[Data entries]

════════

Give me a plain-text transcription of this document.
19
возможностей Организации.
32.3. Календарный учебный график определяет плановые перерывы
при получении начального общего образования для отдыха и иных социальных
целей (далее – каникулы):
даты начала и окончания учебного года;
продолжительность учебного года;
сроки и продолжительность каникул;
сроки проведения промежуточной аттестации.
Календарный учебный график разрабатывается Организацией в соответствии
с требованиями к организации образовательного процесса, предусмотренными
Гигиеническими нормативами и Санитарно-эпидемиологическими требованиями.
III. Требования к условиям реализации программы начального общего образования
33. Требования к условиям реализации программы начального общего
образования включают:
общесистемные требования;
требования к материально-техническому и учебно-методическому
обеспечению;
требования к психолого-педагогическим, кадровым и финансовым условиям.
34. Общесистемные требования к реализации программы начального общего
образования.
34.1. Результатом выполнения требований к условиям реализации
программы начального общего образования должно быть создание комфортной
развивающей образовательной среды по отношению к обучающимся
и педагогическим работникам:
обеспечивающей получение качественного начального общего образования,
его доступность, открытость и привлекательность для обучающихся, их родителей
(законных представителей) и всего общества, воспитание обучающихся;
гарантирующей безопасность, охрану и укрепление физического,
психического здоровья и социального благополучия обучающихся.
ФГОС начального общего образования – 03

════════

> Task prompt
Retype the whole listing, matching it exactly.

> Problem solution
Give me a plain-text transcription of this document.
19
возможностей Организации.
32.3. Календарный учебный график определяет плановые перерывы
при получении начального общего образования для отдыха и иных социальных
целей (далее – каникулы):
даты начала и окончания учебного года;
продолжительность учебного года;
сроки и продолжительность каникул;
сроки проведения промежуточной аттестации.
Календарный учебный график разрабатывается Организацией в соответствии
с требованиями к организации образовательного процесса, предусмотренными
Гигиеническими нормативами и Санитарно-эпидемиологическими требованиями.
III. Требования к условиям реализации программы начального общего образования
33. Требования к условиям реализации программы начального общего
образования включают:
общесистемные требования;
требования к материально-техническому и учебно-методическому
обеспечению;
требования к психолого-педагогическим, кадровым и финансовым условиям.
34. Общесистемные требования к реализации программы начального общего
образования.
34.1. Результатом выполнения требований к условиям реализации
программы начального общего образования должно быть создание комфортной
развивающей образовательной среды по отношению к обучающимся
и педагогическим работникам:
обеспечивающей получение качественного начального общего образования,
его доступность, открытость и привлекательность для обучающихся, их родителей
(законных представителей) и всего общества, воспитание обучающихся;
гарантирующей безопасность, охрану и укрепление физического,
психического здоровья и социального благополучия обучающихся.
ФГОС начального общего образования – 03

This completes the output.